=== Given data ===

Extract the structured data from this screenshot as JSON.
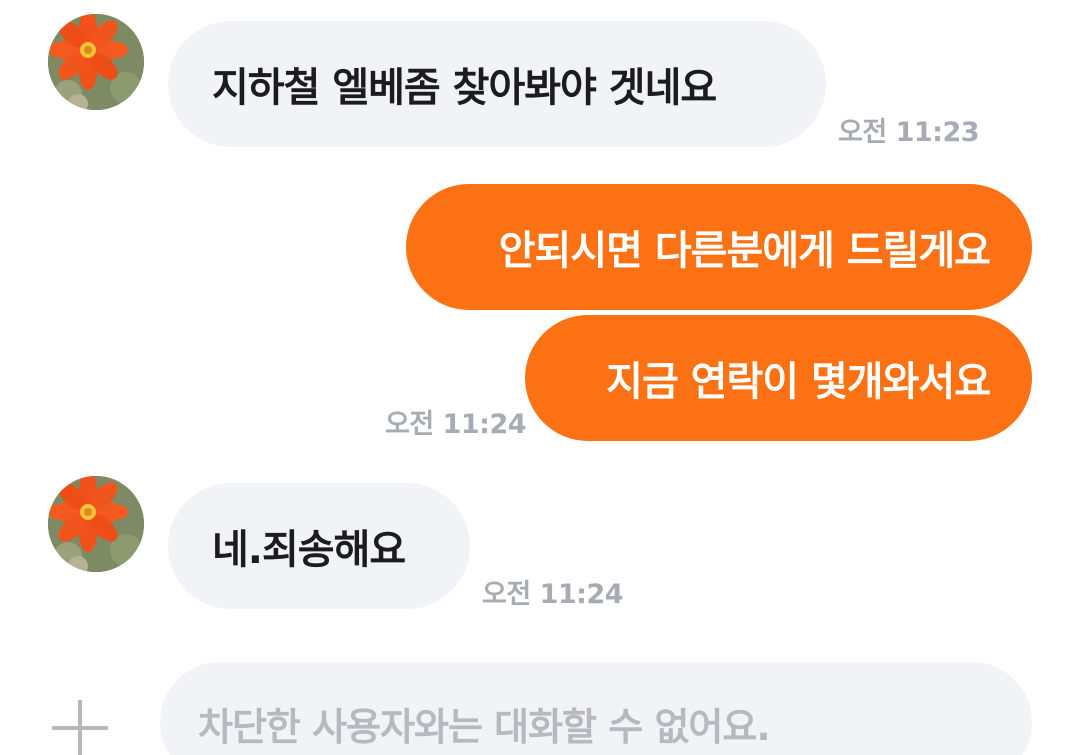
{
  "messages": [
    {
      "sender": "other",
      "text": "지하철 엘베좀  찾아봐야 겟네요",
      "time": "오전 11:23"
    },
    {
      "sender": "me",
      "text": "안되시면 다른분에게 드릴게요",
      "time": ""
    },
    {
      "sender": "me",
      "text": "지금 연락이 몇개와서요",
      "time": "오전 11:24"
    },
    {
      "sender": "other",
      "text": "네.죄송해요",
      "time": "오전 11:24"
    }
  ],
  "composer": {
    "placeholder": "차단한 사용자와는 대화할 수 없어요.",
    "plus_icon": "plus-icon"
  },
  "avatar": {
    "icon": "cactus-flower-avatar"
  },
  "colors": {
    "outgoing_bubble": "#fb7113",
    "incoming_bubble": "#f2f3f7",
    "timestamp": "#a7abb3"
  }
}
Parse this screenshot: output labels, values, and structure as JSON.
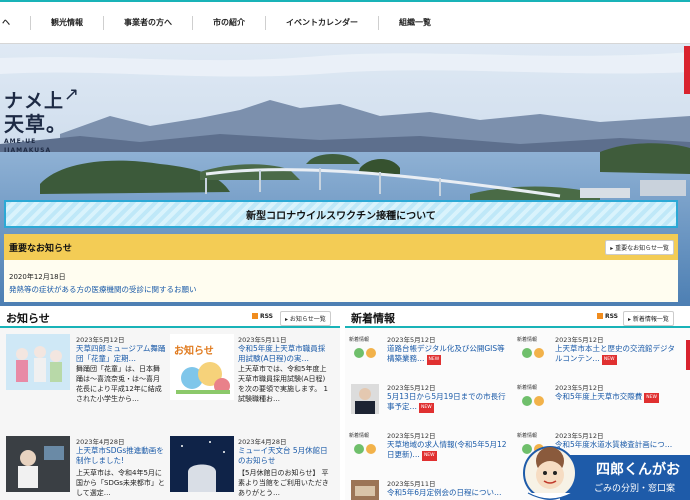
{
  "nav": {
    "items": [
      "ヘ",
      "観光情報",
      "事業者の方へ",
      "市の紹介",
      "イベントカレンダー",
      "組織一覧"
    ]
  },
  "hero": {
    "title_line1": "ナメ上",
    "title_arrow": "↗",
    "title_line2": "天草。",
    "subtitle_line1": "AME-UE",
    "subtitle_line2": "IIAMAKUSA"
  },
  "covid_banner": {
    "label": "新型コロナウイルスワクチン接種について"
  },
  "important": {
    "title": "重要なお知らせ",
    "list_link": "重要なお知らせ一覧",
    "date": "2020年12月18日",
    "text": "発熱等の症状がある方の医療機関の受診に関するお願い"
  },
  "notices": {
    "title": "お知らせ",
    "rss": "RSS",
    "list_link": "お知らせ一覧",
    "items": [
      {
        "date": "2023年5月12日",
        "title": "天草四郎ミュージアム舞踊団「花童」定期…",
        "body": "舞踊団「花童」は、日本舞踊は〜喜流奈兎・は〜喜月花長により平成12年に結成された小学生から…"
      },
      {
        "date": "2023年5月11日",
        "title": "令和5年度上天草市職員採用試験(A日程)の実…",
        "body": "上天草市では、令和5年度上天草市職員採用試験(A日程)を次の要領で実施します。 1 試験職種お…",
        "thumb_label": "お知らせ"
      },
      {
        "date": "2023年4月28日",
        "title": "上天草市SDGs推進動画を制作しました!",
        "body": "上天草市は、令和4年5月に国から「SDGs未来都市」として選定…"
      },
      {
        "date": "2023年4月28日",
        "title": "ミューイ天文台 5月休館日のお知らせ",
        "body": "【5月休館日のお知らせ】 平素より当館をご利用いただきありがとう…"
      }
    ]
  },
  "whatsnew": {
    "title": "新着情報",
    "rss": "RSS",
    "list_link": "新着情報一覧",
    "thumb_label": "新着情報",
    "items": [
      {
        "date": "2023年5月12日",
        "title": "道路台帳デジタル化及び公開GIS等構築業務…",
        "new": "NEW"
      },
      {
        "date": "2023年5月12日",
        "title": "上天草市本土と歴史の交流館デジタルコンテン…",
        "new": "NEW"
      },
      {
        "date": "2023年5月12日",
        "title": "5月13日から5月19日までの市長行事予定…",
        "new": "NEW"
      },
      {
        "date": "2023年5月12日",
        "title": "令和5年度上天草市交際費",
        "new": "NEW"
      },
      {
        "date": "2023年5月12日",
        "title": "天草地域の求人情報(令和5年5月12日更新)…",
        "new": "NEW"
      },
      {
        "date": "2023年5月12日",
        "title": "令和5年度水道水質検査計画につ…",
        "new": ""
      },
      {
        "date": "2023年5月11日",
        "title": "令和5年6月定例会の日程につい…",
        "new": ""
      }
    ]
  },
  "mascot": {
    "name": "四郎くんがお",
    "sub": "ごみの分別・窓口案"
  },
  "colors": {
    "accent": "#19b3b8",
    "important_bar": "#f3cc55",
    "covid_border": "#2ba9d6",
    "link": "#1a5aa8",
    "mascot_bar": "#1e5ba9"
  }
}
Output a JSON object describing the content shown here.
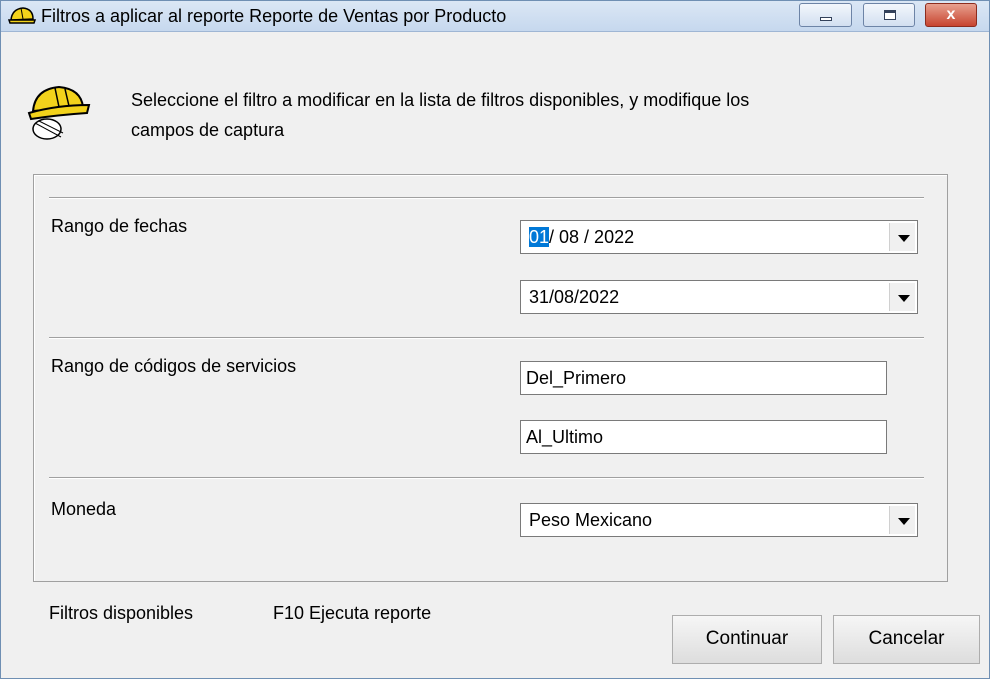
{
  "window": {
    "title": "Filtros a aplicar al reporte Reporte de Ventas por Producto",
    "icon": "hardhat-icon",
    "controls": {
      "minimize": "minimize",
      "maximize": "maximize",
      "close": "x"
    }
  },
  "header": {
    "icon": "hardhat-scroll-icon",
    "instructions_line1": "Seleccione el filtro a modificar  en la lista de filtros disponibles, y modifique los",
    "instructions_line2": "campos de  captura"
  },
  "filters": {
    "date_range": {
      "label": "Rango de fechas",
      "from_day": "01",
      "from_rest": "/ 08 / 2022",
      "to": "31/08/2022"
    },
    "service_codes": {
      "label": "Rango de códigos de servicios",
      "from": "Del_Primero",
      "to": "Al_Ultimo"
    },
    "currency": {
      "label": "Moneda",
      "value": "Peso Mexicano"
    }
  },
  "footer": {
    "available_filters": "Filtros disponibles",
    "hint": "F10 Ejecuta reporte",
    "continue_label": "Continuar",
    "cancel_label": "Cancelar"
  },
  "colors": {
    "selection": "#0078d7",
    "close_button": "#c7442f",
    "window_bg": "#f0f0f0"
  }
}
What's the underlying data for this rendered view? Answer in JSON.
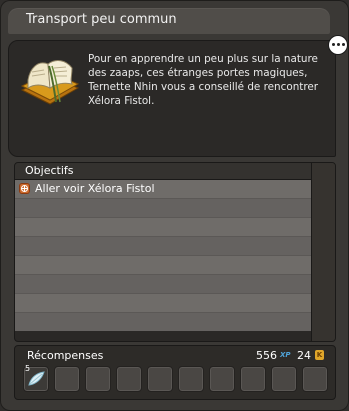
{
  "window": {
    "title": "Transport peu commun"
  },
  "quest": {
    "description": "Pour en apprendre un peu plus sur la nature des zaaps, ces étranges portes magiques, Ternette Nhin vous a conseillé de rencontrer Xélora Fistol.",
    "image_icon": "open-book-icon"
  },
  "objectives": {
    "header": "Objectifs",
    "rows": [
      {
        "text": "Aller voir Xélora Fistol",
        "icon": "objective-orange-icon"
      },
      {
        "text": ""
      },
      {
        "text": ""
      },
      {
        "text": ""
      },
      {
        "text": ""
      },
      {
        "text": ""
      },
      {
        "text": ""
      },
      {
        "text": ""
      }
    ]
  },
  "rewards": {
    "label": "Récompenses",
    "xp": "556",
    "xp_unit": "XP",
    "kamas": "24",
    "kama_unit": "K",
    "slots": [
      {
        "qty": "5",
        "icon": "feather-icon"
      },
      {
        "qty": ""
      },
      {
        "qty": ""
      },
      {
        "qty": ""
      },
      {
        "qty": ""
      },
      {
        "qty": ""
      },
      {
        "qty": ""
      },
      {
        "qty": ""
      },
      {
        "qty": ""
      },
      {
        "qty": ""
      }
    ]
  },
  "colors": {
    "window_bg": "#3a3835",
    "row_light": "#6f6c69",
    "row_dark": "#656260",
    "accent_orange": "#cc6a2c",
    "xp_blue": "#4fa3d8",
    "kama_gold": "#e0a62a"
  }
}
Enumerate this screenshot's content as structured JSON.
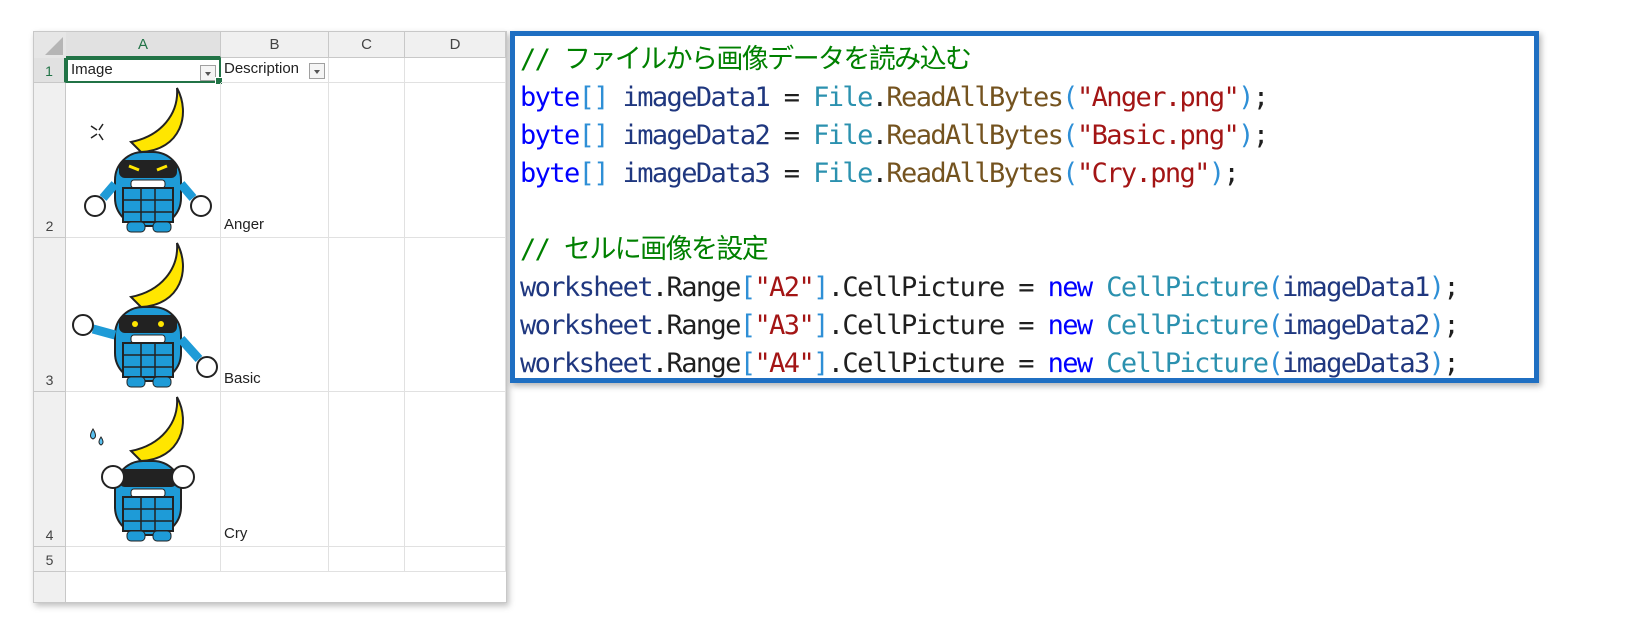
{
  "spreadsheet": {
    "columns": [
      "A",
      "B",
      "C",
      "D"
    ],
    "rows": [
      "1",
      "2",
      "3",
      "4",
      "5"
    ],
    "header_cells": [
      "Image",
      "Description"
    ],
    "descriptions": [
      "Anger",
      "Basic",
      "Cry"
    ],
    "active_cell": "A1",
    "colors": {
      "selection": "#217346",
      "mascot_blue": "#1e9bd7",
      "helmet_yellow": "#ffe600"
    }
  },
  "code": {
    "comment1": "// ファイルから画像データを読み込む",
    "comment2": "// セルに画像を設定",
    "read_lines": [
      {
        "type": "byte",
        "brackets": "[]",
        "var": "imageData1",
        "eq": " = ",
        "cls": "File",
        "dot": ".",
        "method": "ReadAllBytes",
        "open": "(",
        "str": "\"Anger.png\"",
        "close": ")",
        "end": ";"
      },
      {
        "type": "byte",
        "brackets": "[]",
        "var": "imageData2",
        "eq": " = ",
        "cls": "File",
        "dot": ".",
        "method": "ReadAllBytes",
        "open": "(",
        "str": "\"Basic.png\"",
        "close": ")",
        "end": ";"
      },
      {
        "type": "byte",
        "brackets": "[]",
        "var": "imageData3",
        "eq": " = ",
        "cls": "File",
        "dot": ".",
        "method": "ReadAllBytes",
        "open": "(",
        "str": "\"Cry.png\"",
        "close": ")",
        "end": ";"
      }
    ],
    "set_lines": [
      {
        "obj": "worksheet",
        "range": ".Range",
        "lb": "[",
        "str": "\"A2\"",
        "rb": "]",
        "prop": ".CellPicture = ",
        "kw": "new",
        "cls": " CellPicture",
        "open": "(",
        "arg": "imageData1",
        "close": ")",
        "end": ";"
      },
      {
        "obj": "worksheet",
        "range": ".Range",
        "lb": "[",
        "str": "\"A3\"",
        "rb": "]",
        "prop": ".CellPicture = ",
        "kw": "new",
        "cls": " CellPicture",
        "open": "(",
        "arg": "imageData2",
        "close": ")",
        "end": ";"
      },
      {
        "obj": "worksheet",
        "range": ".Range",
        "lb": "[",
        "str": "\"A4\"",
        "rb": "]",
        "prop": ".CellPicture = ",
        "kw": "new",
        "cls": " CellPicture",
        "open": "(",
        "arg": "imageData3",
        "close": ")",
        "end": ";"
      }
    ],
    "colors": {
      "border": "#1f6fc2",
      "comment": "#008000",
      "keyword": "#0000ff",
      "type": "#2b91af",
      "method": "#74531f",
      "string": "#a31515"
    }
  }
}
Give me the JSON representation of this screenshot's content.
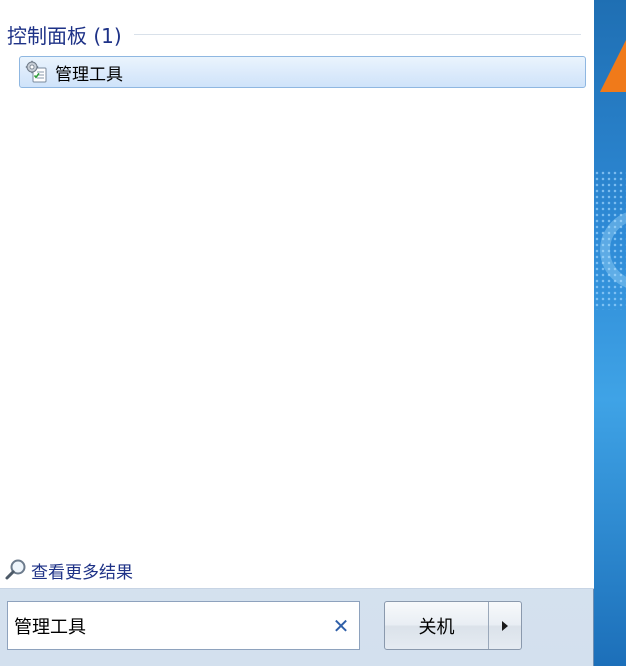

===

## What is needed
Find the lines above that include the string "reporte" and copy them.

## Solution
    "title": "Filtros a aplicar al reporte Reporte de Ventas por Producto",
    "hint": "F10 Ejecuta reporte",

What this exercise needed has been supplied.